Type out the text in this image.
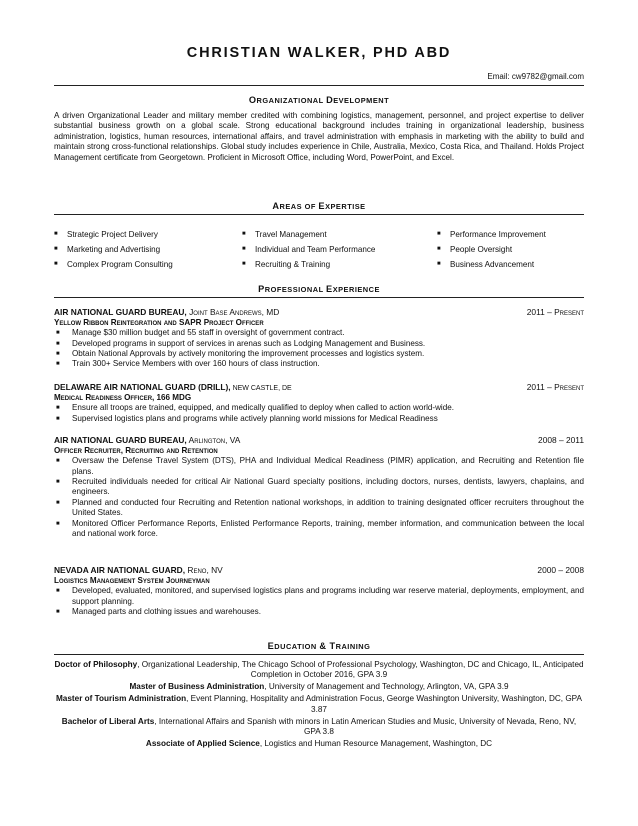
CHRISTIAN WALKER, PHD ABD
Email: cw9782@gmail.com
ORGANIZATIONAL DEVELOPMENT
A driven Organizational Leader and military member credited with combining logistics, management, personnel, and project expertise to deliver substantial business growth on a global scale. Strong educational background includes training in organizational leadership, business administration, logistics, human resources, international affairs, and travel administration with emphasis in marketing with the ability to build and maintain strong cross-functional relationships. Global study includes experience in Chile, Australia, Mexico, Costa Rica, and Thailand. Holds Project Management certificate from Georgetown. Proficient in Microsoft Office, including Word, PowerPoint, and Excel.
AREAS OF EXPERTISE
■ Strategic Project Delivery
■ Marketing and Advertising
■ Complex Program Consulting
■ Travel Management
■ Individual and Team Performance
■ Recruiting & Training
■ Performance Improvement
■ People Oversight
■ Business Advancement
PROFESSIONAL EXPERIENCE
AIR NATIONAL GUARD BUREAU, Joint Base Andrews, MD	2011 – Present
Yellow Ribbon Reintegration and SAPR Project Officer
■ Manage $30 million budget and 55 staff in oversight of government contract.
■ Developed programs in support of services in arenas such as Lodging Management and Business.
■ Obtain National Approvals by actively monitoring the improvement processes and logistics system.
■ Train 300+ Service Members with over 160 hours of class instruction.
DELAWARE AIR NATIONAL GUARD (DRILL), NEW CASTLE, DE	2011 – Present
Medical Readiness Officer, 166 MDG
■ Ensure all troops are trained, equipped, and medically qualified to deploy when called to action world-wide.
■ Supervised logistics plans and programs while actively planning world missions for Medical Readiness
AIR NATIONAL GUARD BUREAU, Arlington, VA	2008 – 2011
Officer Recruiter, Recruiting and Retention
■ Oversaw the Defense Travel System (DTS), PHA and Individual Medical Readiness (PIMR) application, and Recruiting and Retention file plans.
■ Recruited individuals needed for critical Air National Guard specialty positions, including doctors, nurses, dentists, lawyers, chaplains, and engineers.
■ Planned and conducted four Recruiting and Retention national workshops, in addition to training designated officer recruiters throughout the United States.
■ Monitored Officer Performance Reports, Enlisted Performance Reports, training, member information, and communication between the local and national work force.
NEVADA AIR NATIONAL GUARD, Reno, NV	2000 – 2008
Logistics Management System Journeyman
■ Developed, evaluated, monitored, and supervised logistics plans and programs including war reserve material, deployments, employment, and support planning.
■ Managed parts and clothing issues and warehouses.
EDUCATION & TRAINING

Doctor of Philosophy, Organizational Leadership, The Chicago School of Professional Psychology, Washington, DC and Chicago, IL, Anticipated Completion in October 2016, GPA 3.9

Master of Business Administration, University of Management and Technology, Arlington, VA, GPA 3.9

Master of Tourism Administration, Event Planning, Hospitality and Administration Focus, George Washington University, Washington, DC, GPA 3.87

Bachelor of Liberal Arts, International Affairs and Spanish with minors in Latin American Studies and Music, University of Nevada, Reno, NV, GPA 3.8

Associate of Applied Science, Logistics and Human Resource Management, Washington, DC
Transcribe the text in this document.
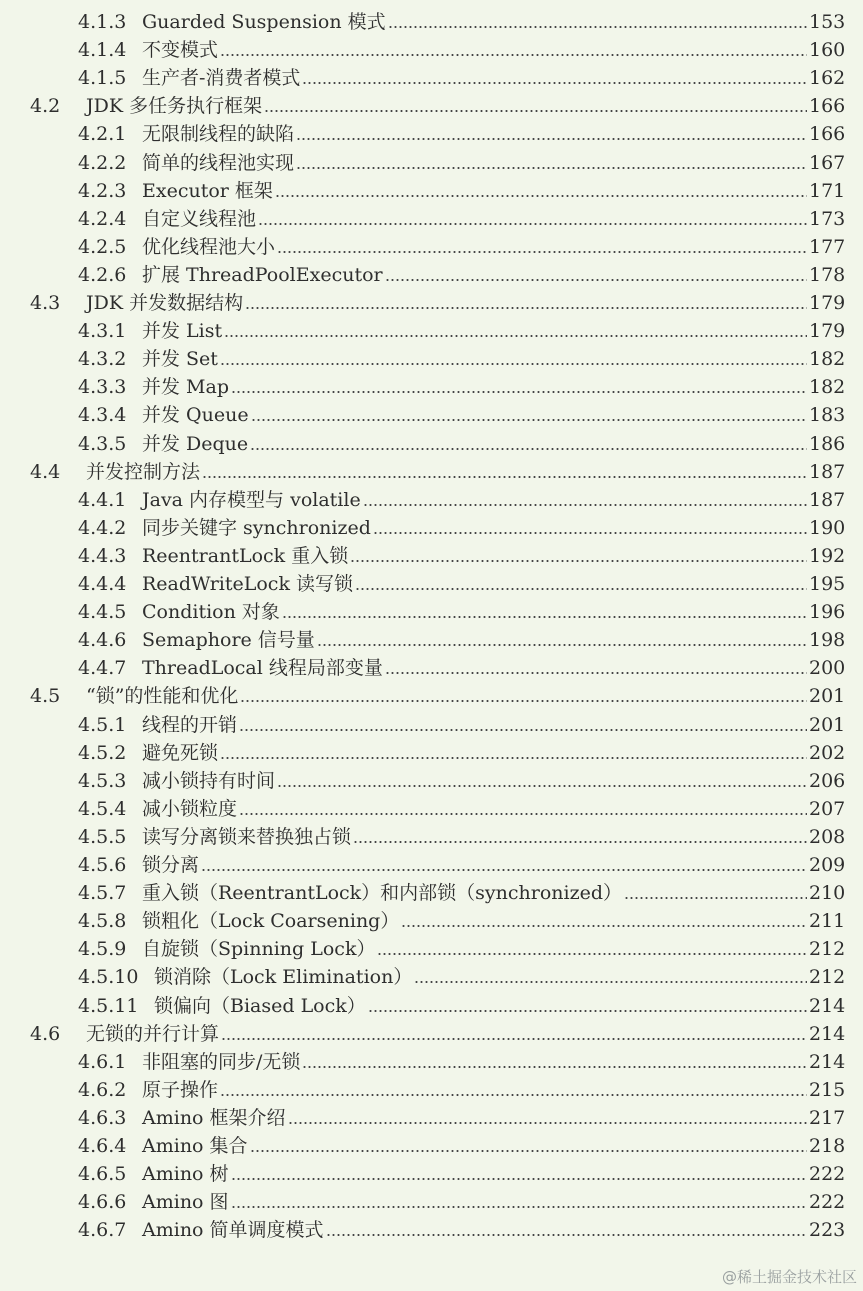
4.1.3 Guarded Suspension 模式	153
4.1.4 不变模式	160
4.1.5 生产者-消费者模式	162
4.2 JDK 多任务执行框架	166
4.2.1 无限制线程的缺陷	166
4.2.2 简单的线程池实现	167
4.2.3 Executor 框架	171
4.2.4 自定义线程池	173
4.2.5 优化线程池大小	177
4.2.6 扩展 ThreadPoolExecutor	178
4.3 JDK 并发数据结构	179
4.3.1 并发 List	179
4.3.2 并发 Set	182
4.3.3 并发 Map	182
4.3.4 并发 Queue	183
4.3.5 并发 Deque	186
4.4 并发控制方法	187
4.4.1 Java 内存模型与 volatile	187
4.4.2 同步关键字 synchronized	190
4.4.3 ReentrantLock 重入锁	192
4.4.4 ReadWriteLock 读写锁	195
4.4.5 Condition 对象	196
4.4.6 Semaphore 信号量	198
4.4.7 ThreadLocal 线程局部变量	200
4.5 “锁”的性能和优化	201
4.5.1 线程的开销	201
4.5.2 避免死锁	202
4.5.3 减小锁持有时间	206
4.5.4 减小锁粒度	207
4.5.5 读写分离锁来替换独占锁	208
4.5.6 锁分离	209
4.5.7 重入锁（ReentrantLock）和内部锁（synchronized）	210
4.5.8 锁粗化（Lock Coarsening）	211
4.5.9 自旋锁（Spinning Lock）	212
4.5.10 锁消除（Lock Elimination）	212
4.5.11 锁偏向（Biased Lock）	214
4.6 无锁的并行计算	214
4.6.1 非阻塞的同步/无锁	214
4.6.2 原子操作	215
4.6.3 Amino 框架介绍	217
4.6.4 Amino 集合	218
4.6.5 Amino 树	222
4.6.6 Amino 图	222
4.6.7 Amino 简单调度模式	223
@稀土掘金技术社区
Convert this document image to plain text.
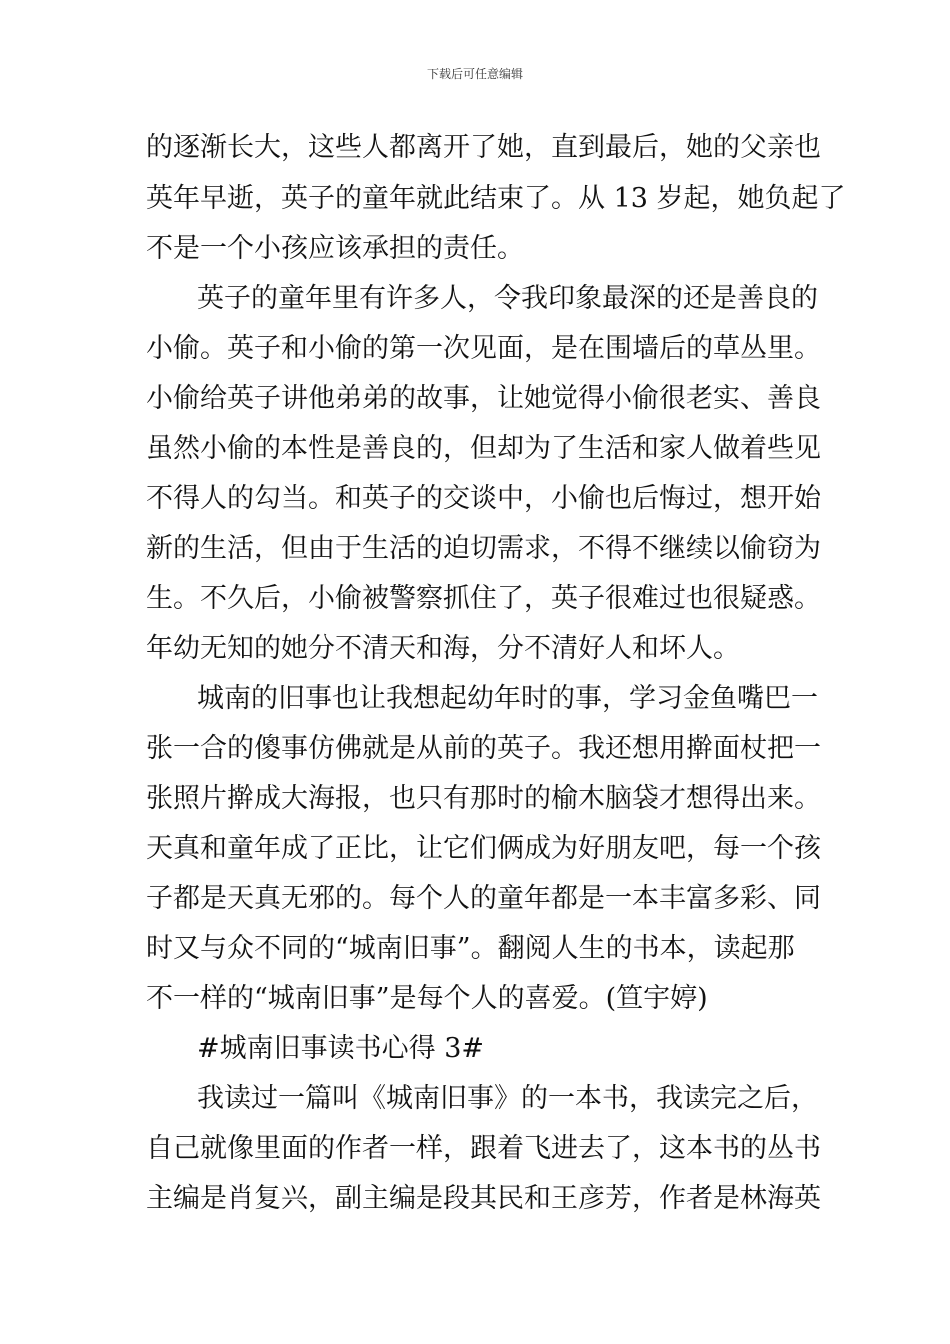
下载后可任意编辑
的逐渐长大，这些人都离开了她，直到最后，她的父亲也
英年早逝，英子的童年就此结束了。从 13 岁起，她负起了
不是一个小孩应该承担的责任。
英子的童年里有许多人，令我印象最深的还是善良的
小偷。英子和小偷的第一次见面，是在围墙后的草丛里。
小偷给英子讲他弟弟的故事，让她觉得小偷很老实、善良
虽然小偷的本性是善良的，但却为了生活和家人做着些见
不得人的勾当。和英子的交谈中，小偷也后悔过，想开始
新的生活，但由于生活的迫切需求，不得不继续以偷窃为
生。不久后，小偷被警察抓住了，英子很难过也很疑惑。
年幼无知的她分不清天和海，分不清好人和坏人。
城南的旧事也让我想起幼年时的事，学习金鱼嘴巴一
张一合的傻事仿佛就是从前的英子。我还想用擀面杖把一
张照片擀成大海报，也只有那时的榆木脑袋才想得出来。
天真和童年成了正比，让它们俩成为好朋友吧，每一个孩
子都是天真无邪的。每个人的童年都是一本丰富多彩、同
时又与众不同的“城南旧事”。翻阅人生的书本，读起那
不一样的“城南旧事”是每个人的喜爱。(笪宇婷)
#城南旧事读书心得 3#
我读过一篇叫《城南旧事》的一本书，我读完之后，
自己就像里面的作者一样，跟着飞进去了，这本书的丛书
主编是肖复兴，副主编是段其民和王彦芳，作者是林海英
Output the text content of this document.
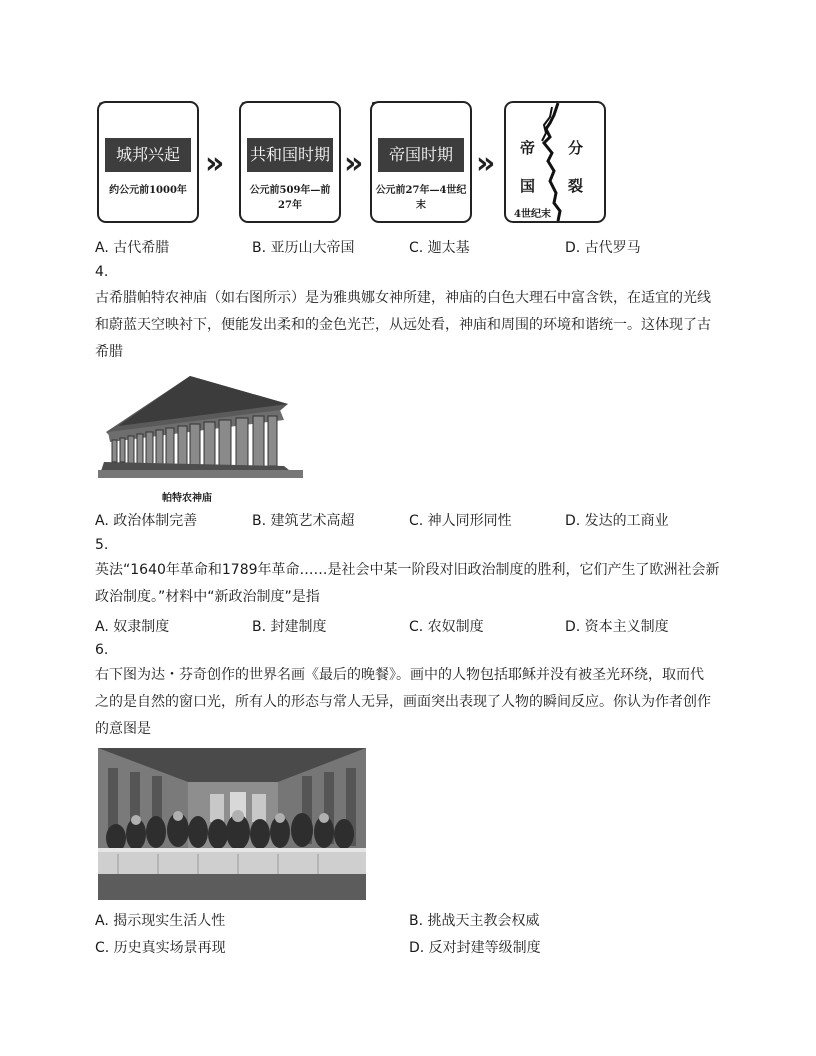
城邦兴起
约公元前1000年
» 共和国时期
公元前509年—前27年
»	帝国时期
公元前27年—4世纪末
» 帝
国
分
裂
4世纪末
A. 古代希腊	B. 亚历山大帝国	C. 迦太基	D. 古代罗马
4.
古希腊帕特农神庙（如右图所示）是为雅典娜女神所建，神庙的白色大理石中富含铁，在适宜的光线
和蔚蓝天空映衬下，便能发出柔和的金色光芒，从远处看，神庙和周围的环境和谐统一。这体现了古
希腊
帕特农神庙
A. 政治体制完善	B. 建筑艺术高超	C. 神人同形同性	D. 发达的工商业
5.
英法“1640年革命和1789年革命……是社会中某一阶段对旧政治制度的胜利，它们产生了欧洲社会新
政治制度。”材料中“新政治制度”是指
A. 奴隶制度	B. 封建制度	C. 农奴制度	D. 资本主义制度
6.
右下图为达・芬奇创作的世界名画《最后的晚餐》。画中的人物包括耶稣并没有被圣光环绕，取而代
之的是自然的窗口光，所有人的形态与常人无异，画面突出表现了人物的瞬间反应。你认为作者创作
的意图是
A. 揭示现实生活人性	B. 挑战天主教会权威
C. 历史真实场景再现	D. 反对封建等级制度
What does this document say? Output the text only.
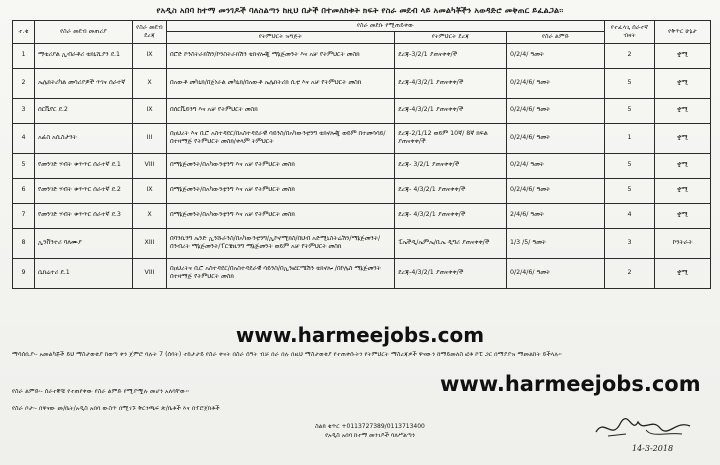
የአዲስ አበባ ከተማ መንገዶች ባለስልጣን ከዚህ በታች በተመለከቱት ክፍት የስራ መደብ ላይ አመልካቾችን አወዳድሮ መቅጠር ይፈልጋል፡፡
ተ.ቁ	የስራ መደብ መጠሪያ	የስራ መደብ ደረጃ	የስራ መደቡ የሚጠይቀው			የተፈላጊ ሰራተኛ ብዛት	የቅጥር ሁኔታ
			የትምህርት ዝግጅት	የትምህርት ደረጃ	የስራ ልምድ		
1	ማቴሪያል ኢብራቶሪ ቴክኒሺያን ደ.1	IX	በሮድ ኮንስትራክሽን/ኮንስትራክሽን ቴክኖሎጂ ማኔጅመንት እና አቻ የትምህርት መስክ	ደረጃ-3/2/1 ያጠናቀቀ/ች	0/2/4/ ዓመት	2	ቋሚ
2	ኤሌክትሪካል መሳሪያዎች ጥገና ሰራተኛ	X	በአውቶ መካኒክ/በጀነራል መካኒክ/በአውቶ ኤሌክትሪክ ሲቲ እና አቻ የትምህርት መስክ	ደረጃ-4/3/2/1 ያጠናቀቀ/ች	0/2/4/6/ ዓመት	5	ቋሚ
3	ሰርቬየር ደ.2	IX	በሰርቬይንግ እና አቻ የትምህርት መስክ	ደረጃ-4/3/2/1 ያጠናቀቀ/ች	0/2/4/6/ ዓመት	5	ቋሚ
4	አፊስ አሲስታንት	III	በዐህረት እና ቢሮ አስተዳደር/በአስተዳደራዊ ሳይንስ/በአካውንቲንግ ቴክኖሎጂ ወይም በተመሳሳይ/በተዛማጅ የትምህርት መስክ/ቀላም ትምህርት	ደረጃ-2/1/12 ወይም 10ኛ/ 8ኛ ክፍል ያጠናቀቀ/ች	0/2/4/6/ ዓመት	1	ቋሚ
5	የመንገድ ሃብት ቁጥጥር ሰራተኛ ደ.1	VIII	በማኔጅመንት/በአካውንቲንግ እና አቻ የትምህርት መስክ	ደረጃ- 3/2/1 ያጠናቀቀ/ች	0/2/4/ ዓመት	5	ቋሚ
6	የመንገድ ሃብት ቁጥጥር ሰራተኛ ደ.2	IX	በማኔጅመንት/በአካውንቲንግ እና አቻ የትምህርት መስክ	ደረጃ- 4/3/2/1 ያጠናቀቀ/ች	0/2/4/6/ ዓመት	5	ቋሚ
7	የመንገድ ሃብት ቁጥጥር ሰራተኛ ደ.3	X	በማኔጅመንት/በአካውንቲንግ እና አቻ የትምህርት መስክ	ደረጃ- 4/3/2/1 ያጠናቀቀ/ች	2/4/6/ ዓመት	4	ቋሚ
8	ኢንቨንተሪ ባለሙያ	XIII	በባንኪንግ ኤንድ ኢንሹራንስ/በአካውንቲንግ/ኢኮኖሚክስ/በህብ አድሚኒስትሬሽን/ማኔጅመንት/በንብረት ማኔጅመንት/ፐርቼዚንግ ማኔጅመንት ወይም አቻ የትምህርት መስክ	ፒኤችዲ/ኤምኤ/ቢኤ ዲግሪ ያጠናቀቀ/ች	1/3 /5/ ዓመት	3	ኮንትራት
9	ሴክሬተሪ ደ.1	VIII	በዐህረትና ቢሮ አስተዳደር/በአስተዳደራዊ ሳይንስ/በኢንፎርሜሽን ቴክኖሎ /በኮሌስ ማኔጅመንት በተዛማጅ የትምህርት መስክ	ደረጃ-4/3/2/1 ያጠናቀቀ/ች	0/2/4/6/ ዓመት	2	ቋሚ
www.harmeejobs.com
ማሳሰቢያ፡- አመልካቾች ይህ ማስታወቂያ ከወጣ ቀን ጀምሮ ባሉት 7 (ሰባት) ተከታታይ የስራ ቀናት በስራ ሰዓት ብቻ በራ በሉ በዚህ ማስታወቂያ የተጠቀሱትን የትምህርት ማስረጃዎች ዋናውን ከማይመለስ ፎቶ ኮፒ ጋር በማያያዝ ማመልከት ይችላሉ፡፡
የስራ ልምድ፡- ሰራተኞቹ የተጠየቀው የስራ ልምድ የሚያሟሉ መሆን አለባቸው፡፡
የስራ ቦታ፡- በዋናው መ/ቤት/አዲስ አበባ ውስጥ በሚገኙ ቅርንጫፍ ጽ/ቤቶች እና በፕሮጀክቶች
ስልክ ቁጥር +0113727389/0113713400
የአዲስ አበባ ከተማ መንገዶች ባለሥልጣን
www.harmeejobs.com
14-3-2018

THE TASK: In the records above, find each line that holds the word "document"; copy all such lines.

FINISHED ANSWER:
Transcribe the text in this document.
Convert this document image to plain text.
Output the text content of this document.
What does this document say? Output the text only.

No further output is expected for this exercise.